Set task:
Select and reproduce each line of the listing below that bears the string "structured".

# Start of Records supplied

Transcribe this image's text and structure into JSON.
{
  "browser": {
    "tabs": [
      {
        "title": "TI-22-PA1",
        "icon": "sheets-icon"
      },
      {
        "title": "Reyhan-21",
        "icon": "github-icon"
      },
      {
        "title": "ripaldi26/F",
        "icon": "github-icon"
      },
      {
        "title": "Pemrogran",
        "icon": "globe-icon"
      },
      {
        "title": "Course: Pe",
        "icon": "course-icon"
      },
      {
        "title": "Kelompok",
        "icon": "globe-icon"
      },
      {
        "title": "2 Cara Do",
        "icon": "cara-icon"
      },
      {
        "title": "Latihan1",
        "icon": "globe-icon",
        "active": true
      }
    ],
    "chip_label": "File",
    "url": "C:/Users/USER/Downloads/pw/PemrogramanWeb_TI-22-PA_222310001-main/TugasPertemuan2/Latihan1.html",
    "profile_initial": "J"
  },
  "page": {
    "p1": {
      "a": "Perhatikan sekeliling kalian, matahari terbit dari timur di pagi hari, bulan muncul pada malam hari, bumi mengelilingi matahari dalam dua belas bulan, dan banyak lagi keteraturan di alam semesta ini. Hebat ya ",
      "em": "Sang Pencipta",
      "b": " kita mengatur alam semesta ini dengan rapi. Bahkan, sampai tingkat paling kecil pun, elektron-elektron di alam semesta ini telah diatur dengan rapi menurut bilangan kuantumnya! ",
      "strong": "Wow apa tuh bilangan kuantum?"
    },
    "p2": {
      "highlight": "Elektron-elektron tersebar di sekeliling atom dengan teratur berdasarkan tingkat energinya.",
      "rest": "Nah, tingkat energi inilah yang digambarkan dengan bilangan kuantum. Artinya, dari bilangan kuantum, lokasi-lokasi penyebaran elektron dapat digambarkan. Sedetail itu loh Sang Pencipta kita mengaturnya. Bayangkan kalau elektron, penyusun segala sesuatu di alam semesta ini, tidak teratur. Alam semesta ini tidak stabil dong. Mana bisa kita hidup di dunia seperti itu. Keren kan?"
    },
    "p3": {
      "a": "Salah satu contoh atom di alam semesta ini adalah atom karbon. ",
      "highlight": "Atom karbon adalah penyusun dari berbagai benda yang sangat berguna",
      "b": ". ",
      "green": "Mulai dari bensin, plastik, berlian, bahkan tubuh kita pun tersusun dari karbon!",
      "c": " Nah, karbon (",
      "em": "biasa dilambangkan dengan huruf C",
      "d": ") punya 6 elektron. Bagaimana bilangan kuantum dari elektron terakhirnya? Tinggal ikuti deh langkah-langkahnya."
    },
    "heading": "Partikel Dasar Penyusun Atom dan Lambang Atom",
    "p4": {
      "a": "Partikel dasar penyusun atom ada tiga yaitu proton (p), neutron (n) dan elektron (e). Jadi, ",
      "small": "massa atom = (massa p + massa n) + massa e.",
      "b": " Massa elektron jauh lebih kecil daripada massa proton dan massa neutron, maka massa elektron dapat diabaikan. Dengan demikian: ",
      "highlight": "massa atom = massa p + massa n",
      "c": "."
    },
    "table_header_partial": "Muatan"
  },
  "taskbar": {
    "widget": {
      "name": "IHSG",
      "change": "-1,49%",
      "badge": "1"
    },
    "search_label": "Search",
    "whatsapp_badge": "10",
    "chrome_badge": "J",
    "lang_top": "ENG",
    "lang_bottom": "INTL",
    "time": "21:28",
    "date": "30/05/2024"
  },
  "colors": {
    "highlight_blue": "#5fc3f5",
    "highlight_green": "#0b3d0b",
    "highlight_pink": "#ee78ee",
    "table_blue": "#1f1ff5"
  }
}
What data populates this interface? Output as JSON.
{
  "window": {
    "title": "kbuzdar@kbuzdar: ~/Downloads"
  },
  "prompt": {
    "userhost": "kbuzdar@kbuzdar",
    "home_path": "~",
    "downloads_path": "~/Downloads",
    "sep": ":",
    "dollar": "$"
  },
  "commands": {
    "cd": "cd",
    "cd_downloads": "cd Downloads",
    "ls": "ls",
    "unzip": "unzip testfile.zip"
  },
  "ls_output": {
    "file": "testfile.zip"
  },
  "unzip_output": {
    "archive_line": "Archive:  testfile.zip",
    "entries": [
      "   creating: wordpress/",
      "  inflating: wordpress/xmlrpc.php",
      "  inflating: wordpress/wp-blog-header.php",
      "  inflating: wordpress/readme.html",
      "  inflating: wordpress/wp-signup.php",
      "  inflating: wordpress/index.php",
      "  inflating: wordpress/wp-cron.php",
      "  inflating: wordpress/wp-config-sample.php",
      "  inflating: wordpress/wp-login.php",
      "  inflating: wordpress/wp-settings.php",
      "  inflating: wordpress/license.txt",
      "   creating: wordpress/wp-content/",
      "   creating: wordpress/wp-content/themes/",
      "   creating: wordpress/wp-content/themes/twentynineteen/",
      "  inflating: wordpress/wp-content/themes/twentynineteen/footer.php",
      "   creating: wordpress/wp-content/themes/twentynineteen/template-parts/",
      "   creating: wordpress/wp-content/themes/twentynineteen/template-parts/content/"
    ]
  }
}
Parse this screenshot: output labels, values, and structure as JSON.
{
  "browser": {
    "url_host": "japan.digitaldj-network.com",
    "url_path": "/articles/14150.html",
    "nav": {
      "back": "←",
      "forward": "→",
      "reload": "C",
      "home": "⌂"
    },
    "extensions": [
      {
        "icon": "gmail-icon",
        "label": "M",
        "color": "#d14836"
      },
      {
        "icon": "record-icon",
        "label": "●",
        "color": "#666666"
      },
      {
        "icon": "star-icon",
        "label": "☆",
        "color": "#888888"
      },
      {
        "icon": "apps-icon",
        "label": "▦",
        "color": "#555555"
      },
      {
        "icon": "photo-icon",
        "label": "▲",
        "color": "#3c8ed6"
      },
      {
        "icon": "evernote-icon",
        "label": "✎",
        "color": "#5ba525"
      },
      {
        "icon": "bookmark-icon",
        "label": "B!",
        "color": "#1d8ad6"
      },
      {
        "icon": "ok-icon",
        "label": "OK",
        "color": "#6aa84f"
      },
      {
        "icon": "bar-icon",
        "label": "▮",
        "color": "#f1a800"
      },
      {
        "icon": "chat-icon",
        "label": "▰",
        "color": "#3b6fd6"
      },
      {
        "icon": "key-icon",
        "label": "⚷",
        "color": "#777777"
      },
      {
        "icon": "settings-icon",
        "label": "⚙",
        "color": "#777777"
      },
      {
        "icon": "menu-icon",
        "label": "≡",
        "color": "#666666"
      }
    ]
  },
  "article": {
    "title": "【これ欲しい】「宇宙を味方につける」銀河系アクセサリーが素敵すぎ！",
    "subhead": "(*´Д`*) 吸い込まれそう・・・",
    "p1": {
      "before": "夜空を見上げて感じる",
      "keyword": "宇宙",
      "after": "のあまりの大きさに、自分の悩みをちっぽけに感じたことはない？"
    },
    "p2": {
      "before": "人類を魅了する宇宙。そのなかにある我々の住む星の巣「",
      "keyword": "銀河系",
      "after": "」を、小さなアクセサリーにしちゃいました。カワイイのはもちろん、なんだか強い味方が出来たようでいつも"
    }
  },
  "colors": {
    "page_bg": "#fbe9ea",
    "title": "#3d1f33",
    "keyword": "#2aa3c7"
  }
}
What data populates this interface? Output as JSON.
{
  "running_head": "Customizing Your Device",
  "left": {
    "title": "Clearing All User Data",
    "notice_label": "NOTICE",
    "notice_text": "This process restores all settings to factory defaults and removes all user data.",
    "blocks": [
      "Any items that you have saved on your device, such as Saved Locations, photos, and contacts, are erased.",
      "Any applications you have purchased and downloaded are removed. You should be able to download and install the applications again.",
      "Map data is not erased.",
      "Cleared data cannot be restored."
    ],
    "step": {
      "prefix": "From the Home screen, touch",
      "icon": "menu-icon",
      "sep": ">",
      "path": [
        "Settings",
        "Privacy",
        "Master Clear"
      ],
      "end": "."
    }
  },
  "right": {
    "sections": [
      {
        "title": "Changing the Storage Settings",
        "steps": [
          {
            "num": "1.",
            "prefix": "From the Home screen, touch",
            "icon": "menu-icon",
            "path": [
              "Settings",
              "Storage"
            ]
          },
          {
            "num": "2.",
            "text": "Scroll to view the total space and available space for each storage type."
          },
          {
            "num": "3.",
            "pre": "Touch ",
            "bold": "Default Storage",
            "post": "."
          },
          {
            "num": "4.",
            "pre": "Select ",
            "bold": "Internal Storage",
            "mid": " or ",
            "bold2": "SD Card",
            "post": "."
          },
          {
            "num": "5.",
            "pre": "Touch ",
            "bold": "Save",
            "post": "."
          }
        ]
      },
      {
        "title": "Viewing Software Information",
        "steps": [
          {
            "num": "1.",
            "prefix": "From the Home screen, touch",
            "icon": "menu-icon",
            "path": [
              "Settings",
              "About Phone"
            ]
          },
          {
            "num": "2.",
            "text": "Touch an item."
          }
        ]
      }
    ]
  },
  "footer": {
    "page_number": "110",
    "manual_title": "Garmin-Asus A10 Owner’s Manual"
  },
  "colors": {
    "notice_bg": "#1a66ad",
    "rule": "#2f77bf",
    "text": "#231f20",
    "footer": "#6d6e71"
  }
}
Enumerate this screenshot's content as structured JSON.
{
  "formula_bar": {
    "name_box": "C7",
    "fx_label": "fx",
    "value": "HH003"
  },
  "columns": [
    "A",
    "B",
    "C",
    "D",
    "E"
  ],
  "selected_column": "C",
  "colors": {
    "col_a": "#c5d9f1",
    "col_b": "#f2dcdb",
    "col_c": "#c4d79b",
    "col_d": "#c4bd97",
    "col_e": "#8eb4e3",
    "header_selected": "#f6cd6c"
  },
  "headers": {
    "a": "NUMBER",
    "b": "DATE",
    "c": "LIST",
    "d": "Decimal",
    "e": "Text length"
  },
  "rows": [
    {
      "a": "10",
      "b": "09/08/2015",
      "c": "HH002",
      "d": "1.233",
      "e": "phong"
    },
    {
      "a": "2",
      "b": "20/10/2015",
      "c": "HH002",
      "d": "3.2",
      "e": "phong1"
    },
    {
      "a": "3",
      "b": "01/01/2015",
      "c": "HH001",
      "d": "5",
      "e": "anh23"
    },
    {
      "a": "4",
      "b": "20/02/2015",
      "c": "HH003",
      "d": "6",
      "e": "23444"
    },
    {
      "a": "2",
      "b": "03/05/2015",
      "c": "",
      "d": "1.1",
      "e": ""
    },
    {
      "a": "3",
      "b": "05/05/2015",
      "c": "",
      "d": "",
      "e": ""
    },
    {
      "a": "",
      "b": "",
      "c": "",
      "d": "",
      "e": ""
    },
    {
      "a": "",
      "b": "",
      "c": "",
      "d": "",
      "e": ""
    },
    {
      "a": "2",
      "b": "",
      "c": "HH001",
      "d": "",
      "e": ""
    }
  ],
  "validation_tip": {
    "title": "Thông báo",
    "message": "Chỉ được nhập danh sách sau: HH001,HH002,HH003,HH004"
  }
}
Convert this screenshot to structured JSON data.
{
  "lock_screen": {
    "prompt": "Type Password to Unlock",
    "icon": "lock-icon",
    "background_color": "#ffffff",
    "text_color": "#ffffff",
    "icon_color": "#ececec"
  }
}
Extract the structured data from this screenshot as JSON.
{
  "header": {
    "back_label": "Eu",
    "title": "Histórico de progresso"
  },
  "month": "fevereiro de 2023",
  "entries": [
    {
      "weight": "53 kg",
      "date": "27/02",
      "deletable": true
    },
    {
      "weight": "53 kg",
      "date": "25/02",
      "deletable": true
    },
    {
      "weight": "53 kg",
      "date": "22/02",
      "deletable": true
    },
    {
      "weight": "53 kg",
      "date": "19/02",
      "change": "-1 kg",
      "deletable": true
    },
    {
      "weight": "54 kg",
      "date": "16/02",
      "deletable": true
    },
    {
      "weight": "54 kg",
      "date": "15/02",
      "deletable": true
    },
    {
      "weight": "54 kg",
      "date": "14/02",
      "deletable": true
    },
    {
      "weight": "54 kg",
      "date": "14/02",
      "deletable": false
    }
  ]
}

# End of Records supplied

Response to this task:
Enumerate this screenshot's content as structured JSON.
Convert this screenshot to structured JSON data.
Extract the structured data from this screenshot as JSON.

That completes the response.